■ WRITTEN INSTRUCTION ■
Locate all lines with the word "name". Copy them.

■ EXTRACTED RECORDS ■
******
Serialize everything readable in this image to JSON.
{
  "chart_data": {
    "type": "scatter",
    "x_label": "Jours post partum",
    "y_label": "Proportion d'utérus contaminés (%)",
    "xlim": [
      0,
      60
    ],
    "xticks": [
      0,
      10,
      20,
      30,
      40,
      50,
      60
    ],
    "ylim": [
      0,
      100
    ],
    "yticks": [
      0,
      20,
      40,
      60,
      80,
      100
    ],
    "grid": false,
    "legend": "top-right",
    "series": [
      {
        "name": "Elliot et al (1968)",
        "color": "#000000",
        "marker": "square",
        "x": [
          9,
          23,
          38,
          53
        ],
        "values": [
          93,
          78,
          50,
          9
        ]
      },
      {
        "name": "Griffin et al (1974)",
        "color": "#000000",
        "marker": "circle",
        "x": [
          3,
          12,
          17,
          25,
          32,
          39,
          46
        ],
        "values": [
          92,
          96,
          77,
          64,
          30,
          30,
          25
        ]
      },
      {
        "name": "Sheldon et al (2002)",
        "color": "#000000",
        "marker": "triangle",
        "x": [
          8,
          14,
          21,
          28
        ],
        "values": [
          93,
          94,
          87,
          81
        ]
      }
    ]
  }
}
******
■ FINISHED EXERCISE ■
        "name": "Elliot et al (1968)",
        "name": "Griffin et al (1974)",
        "name": "Sheldon et al (2002)",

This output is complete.